— Begin Records for the exercise —

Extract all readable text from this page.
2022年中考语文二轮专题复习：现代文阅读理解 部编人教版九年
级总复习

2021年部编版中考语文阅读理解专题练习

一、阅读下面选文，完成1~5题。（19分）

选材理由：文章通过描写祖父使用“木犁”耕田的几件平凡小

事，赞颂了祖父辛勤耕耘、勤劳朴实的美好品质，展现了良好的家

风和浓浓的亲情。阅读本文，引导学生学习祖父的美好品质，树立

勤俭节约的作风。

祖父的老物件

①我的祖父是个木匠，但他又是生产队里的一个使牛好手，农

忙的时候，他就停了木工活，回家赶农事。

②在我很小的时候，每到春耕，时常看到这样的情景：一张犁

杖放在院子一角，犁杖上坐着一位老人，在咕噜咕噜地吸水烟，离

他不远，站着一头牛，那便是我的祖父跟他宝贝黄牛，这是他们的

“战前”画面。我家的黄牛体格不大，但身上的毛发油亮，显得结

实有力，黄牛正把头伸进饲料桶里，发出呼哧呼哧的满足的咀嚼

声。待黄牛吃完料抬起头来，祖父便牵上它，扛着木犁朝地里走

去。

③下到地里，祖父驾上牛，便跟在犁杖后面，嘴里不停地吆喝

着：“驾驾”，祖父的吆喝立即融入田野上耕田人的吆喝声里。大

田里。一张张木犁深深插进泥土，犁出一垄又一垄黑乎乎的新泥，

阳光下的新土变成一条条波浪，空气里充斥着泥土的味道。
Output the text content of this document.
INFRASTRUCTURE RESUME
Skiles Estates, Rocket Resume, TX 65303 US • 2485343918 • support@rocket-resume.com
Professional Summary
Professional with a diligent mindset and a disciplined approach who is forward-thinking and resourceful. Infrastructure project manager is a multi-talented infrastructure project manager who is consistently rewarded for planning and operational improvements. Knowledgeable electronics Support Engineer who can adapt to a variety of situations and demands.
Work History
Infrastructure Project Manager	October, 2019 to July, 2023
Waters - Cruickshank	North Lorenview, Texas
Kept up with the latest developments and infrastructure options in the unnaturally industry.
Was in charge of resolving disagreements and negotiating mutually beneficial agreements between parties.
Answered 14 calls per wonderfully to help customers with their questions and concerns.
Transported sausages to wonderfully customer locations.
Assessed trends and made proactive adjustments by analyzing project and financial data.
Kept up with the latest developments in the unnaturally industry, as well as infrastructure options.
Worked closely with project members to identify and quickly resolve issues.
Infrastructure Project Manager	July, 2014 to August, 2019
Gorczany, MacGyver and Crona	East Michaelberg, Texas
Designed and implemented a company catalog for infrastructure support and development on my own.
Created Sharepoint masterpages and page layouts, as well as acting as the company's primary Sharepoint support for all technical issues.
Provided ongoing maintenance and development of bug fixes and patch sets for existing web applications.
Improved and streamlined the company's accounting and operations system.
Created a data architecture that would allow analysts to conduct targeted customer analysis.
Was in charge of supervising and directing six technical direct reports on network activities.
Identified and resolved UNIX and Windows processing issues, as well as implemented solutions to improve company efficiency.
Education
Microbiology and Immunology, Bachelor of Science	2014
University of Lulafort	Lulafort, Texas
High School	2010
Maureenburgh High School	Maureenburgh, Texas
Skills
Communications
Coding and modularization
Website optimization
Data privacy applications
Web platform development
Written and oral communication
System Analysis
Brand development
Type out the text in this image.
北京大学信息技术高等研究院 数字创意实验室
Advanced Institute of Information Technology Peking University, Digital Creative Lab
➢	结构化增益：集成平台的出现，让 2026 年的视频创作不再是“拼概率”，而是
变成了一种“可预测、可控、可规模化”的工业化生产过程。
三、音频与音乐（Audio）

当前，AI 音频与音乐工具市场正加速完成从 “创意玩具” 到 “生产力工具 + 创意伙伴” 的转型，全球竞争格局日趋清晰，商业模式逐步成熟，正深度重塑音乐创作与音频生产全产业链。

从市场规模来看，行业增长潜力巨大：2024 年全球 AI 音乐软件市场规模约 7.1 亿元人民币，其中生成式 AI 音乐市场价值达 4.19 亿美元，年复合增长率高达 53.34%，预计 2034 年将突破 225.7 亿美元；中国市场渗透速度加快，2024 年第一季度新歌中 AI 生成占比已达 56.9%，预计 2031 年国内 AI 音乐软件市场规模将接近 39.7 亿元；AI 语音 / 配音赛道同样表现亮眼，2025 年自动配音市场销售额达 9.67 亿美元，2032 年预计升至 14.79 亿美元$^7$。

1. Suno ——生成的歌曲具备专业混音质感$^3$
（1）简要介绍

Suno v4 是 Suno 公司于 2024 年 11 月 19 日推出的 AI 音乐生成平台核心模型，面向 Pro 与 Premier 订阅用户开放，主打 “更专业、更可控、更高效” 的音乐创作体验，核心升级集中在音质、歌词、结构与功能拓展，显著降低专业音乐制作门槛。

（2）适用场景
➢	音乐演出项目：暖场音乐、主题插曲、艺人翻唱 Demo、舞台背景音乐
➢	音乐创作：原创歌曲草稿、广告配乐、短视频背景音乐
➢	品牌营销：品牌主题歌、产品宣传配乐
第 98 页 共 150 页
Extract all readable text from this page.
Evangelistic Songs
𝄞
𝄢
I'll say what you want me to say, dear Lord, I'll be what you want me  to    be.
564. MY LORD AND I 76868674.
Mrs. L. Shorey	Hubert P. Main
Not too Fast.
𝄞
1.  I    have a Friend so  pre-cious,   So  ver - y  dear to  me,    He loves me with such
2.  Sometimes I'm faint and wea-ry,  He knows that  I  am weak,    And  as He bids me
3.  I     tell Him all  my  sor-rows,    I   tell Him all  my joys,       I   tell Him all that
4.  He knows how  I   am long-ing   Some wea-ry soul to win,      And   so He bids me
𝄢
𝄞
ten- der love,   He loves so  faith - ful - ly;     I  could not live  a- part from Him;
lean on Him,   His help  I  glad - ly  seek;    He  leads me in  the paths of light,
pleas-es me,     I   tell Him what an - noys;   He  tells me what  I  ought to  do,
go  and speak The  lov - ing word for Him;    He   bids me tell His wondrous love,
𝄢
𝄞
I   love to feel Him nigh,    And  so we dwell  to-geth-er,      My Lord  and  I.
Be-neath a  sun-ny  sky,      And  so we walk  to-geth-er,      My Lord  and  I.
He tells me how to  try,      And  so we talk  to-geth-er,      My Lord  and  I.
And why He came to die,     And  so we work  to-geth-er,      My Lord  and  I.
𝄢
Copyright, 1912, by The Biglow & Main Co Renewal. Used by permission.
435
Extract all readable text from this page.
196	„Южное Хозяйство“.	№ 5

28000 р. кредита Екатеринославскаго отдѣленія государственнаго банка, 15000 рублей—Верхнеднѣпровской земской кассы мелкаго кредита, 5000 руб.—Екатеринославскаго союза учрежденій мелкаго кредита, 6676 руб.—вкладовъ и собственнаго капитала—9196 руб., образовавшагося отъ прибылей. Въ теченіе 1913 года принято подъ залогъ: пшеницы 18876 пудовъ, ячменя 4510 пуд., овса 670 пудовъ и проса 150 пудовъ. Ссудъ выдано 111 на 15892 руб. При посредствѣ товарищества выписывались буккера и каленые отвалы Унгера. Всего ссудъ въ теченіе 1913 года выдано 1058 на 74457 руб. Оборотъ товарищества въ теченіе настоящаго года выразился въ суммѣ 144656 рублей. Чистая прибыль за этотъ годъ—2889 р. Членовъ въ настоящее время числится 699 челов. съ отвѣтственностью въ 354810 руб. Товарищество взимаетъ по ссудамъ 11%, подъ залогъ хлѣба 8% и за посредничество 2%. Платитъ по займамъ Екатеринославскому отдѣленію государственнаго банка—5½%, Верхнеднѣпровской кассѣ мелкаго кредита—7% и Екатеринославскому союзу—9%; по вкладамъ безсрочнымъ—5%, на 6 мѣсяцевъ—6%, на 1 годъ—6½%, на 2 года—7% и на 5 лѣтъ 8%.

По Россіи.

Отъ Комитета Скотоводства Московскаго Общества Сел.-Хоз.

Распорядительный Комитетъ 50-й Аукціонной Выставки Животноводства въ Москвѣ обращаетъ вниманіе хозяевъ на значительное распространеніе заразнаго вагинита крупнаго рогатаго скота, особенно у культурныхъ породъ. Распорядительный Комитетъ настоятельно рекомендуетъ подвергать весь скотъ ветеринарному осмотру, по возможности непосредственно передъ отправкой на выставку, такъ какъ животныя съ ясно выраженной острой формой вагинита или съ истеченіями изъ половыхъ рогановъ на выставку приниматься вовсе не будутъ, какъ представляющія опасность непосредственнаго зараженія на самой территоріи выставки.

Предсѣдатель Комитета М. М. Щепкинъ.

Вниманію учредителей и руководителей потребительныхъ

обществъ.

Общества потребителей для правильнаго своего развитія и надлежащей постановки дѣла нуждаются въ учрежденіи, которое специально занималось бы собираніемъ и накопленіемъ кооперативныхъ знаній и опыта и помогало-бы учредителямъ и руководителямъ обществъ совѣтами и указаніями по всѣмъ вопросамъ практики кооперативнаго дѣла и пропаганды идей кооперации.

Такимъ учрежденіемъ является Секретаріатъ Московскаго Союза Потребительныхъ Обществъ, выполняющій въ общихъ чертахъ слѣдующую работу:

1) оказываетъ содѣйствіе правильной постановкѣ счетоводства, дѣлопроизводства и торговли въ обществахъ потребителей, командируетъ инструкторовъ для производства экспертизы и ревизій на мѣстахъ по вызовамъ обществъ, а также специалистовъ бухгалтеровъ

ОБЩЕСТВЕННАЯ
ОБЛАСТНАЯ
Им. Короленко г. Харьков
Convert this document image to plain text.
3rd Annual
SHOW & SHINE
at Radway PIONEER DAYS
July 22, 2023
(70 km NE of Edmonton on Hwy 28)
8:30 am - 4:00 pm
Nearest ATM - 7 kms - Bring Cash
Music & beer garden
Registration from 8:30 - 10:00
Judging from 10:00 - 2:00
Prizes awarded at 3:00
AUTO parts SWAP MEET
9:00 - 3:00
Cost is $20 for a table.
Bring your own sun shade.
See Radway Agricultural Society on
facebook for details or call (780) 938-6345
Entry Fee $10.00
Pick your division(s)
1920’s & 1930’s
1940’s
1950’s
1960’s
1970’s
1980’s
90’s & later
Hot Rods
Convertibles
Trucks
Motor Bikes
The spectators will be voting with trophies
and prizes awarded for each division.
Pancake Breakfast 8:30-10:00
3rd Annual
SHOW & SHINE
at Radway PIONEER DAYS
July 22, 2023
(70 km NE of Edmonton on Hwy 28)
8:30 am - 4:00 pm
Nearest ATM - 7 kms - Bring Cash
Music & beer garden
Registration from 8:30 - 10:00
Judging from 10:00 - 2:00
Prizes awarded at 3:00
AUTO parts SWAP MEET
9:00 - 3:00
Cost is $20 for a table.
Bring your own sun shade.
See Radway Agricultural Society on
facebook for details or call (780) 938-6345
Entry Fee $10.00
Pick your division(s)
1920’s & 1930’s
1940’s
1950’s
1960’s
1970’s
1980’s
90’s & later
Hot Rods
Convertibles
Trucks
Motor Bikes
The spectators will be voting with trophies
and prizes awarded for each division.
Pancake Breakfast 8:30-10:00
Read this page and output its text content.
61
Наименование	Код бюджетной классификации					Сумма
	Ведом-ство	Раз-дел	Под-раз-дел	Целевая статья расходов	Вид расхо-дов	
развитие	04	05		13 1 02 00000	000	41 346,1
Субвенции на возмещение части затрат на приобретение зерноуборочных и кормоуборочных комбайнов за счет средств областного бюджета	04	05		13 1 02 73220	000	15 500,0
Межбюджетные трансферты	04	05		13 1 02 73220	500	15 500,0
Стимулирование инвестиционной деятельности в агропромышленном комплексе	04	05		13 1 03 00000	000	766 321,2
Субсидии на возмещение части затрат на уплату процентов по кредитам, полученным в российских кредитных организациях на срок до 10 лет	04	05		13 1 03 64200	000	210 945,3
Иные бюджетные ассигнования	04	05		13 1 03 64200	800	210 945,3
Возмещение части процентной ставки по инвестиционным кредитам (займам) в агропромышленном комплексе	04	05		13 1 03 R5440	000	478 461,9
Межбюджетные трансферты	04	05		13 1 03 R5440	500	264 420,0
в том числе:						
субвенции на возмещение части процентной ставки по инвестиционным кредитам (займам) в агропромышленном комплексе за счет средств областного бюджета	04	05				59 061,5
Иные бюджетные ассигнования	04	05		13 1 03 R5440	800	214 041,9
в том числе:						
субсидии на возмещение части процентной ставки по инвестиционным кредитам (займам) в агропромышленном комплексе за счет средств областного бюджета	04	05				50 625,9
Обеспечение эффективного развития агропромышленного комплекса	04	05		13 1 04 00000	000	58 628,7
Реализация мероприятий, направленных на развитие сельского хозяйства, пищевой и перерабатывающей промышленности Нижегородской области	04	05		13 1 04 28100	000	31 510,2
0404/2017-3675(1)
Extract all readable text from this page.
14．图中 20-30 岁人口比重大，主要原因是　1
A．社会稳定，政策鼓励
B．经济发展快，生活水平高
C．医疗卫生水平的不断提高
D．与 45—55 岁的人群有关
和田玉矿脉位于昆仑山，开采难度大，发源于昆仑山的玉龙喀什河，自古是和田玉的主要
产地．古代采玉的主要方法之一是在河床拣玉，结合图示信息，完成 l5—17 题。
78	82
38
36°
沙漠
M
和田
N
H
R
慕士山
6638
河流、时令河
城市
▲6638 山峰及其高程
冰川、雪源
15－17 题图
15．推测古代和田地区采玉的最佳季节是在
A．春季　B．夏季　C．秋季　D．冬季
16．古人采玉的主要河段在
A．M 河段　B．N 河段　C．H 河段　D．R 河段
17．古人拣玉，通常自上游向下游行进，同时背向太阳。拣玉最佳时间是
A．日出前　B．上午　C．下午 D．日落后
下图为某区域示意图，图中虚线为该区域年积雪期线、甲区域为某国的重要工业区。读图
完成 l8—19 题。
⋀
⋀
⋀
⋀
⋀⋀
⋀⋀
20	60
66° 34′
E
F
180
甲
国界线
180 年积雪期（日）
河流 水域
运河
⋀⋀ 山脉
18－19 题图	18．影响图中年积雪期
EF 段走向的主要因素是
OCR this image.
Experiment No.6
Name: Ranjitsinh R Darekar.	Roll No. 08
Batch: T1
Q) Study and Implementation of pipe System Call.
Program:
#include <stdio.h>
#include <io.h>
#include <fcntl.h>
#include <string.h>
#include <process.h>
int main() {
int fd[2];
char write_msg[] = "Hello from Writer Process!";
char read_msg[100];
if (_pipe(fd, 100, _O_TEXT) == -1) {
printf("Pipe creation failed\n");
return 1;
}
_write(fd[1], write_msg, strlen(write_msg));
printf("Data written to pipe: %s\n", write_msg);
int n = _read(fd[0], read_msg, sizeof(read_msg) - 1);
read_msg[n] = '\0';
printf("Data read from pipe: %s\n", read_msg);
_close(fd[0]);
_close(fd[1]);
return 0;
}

— End Records for the exercise —

Copy every line that includes the string "charge" from the material above.

Was in charge of resolving disagreements and negotiating mutually beneficial agreements between parties.
Was in charge of supervising and directing six technical direct reports on network activities.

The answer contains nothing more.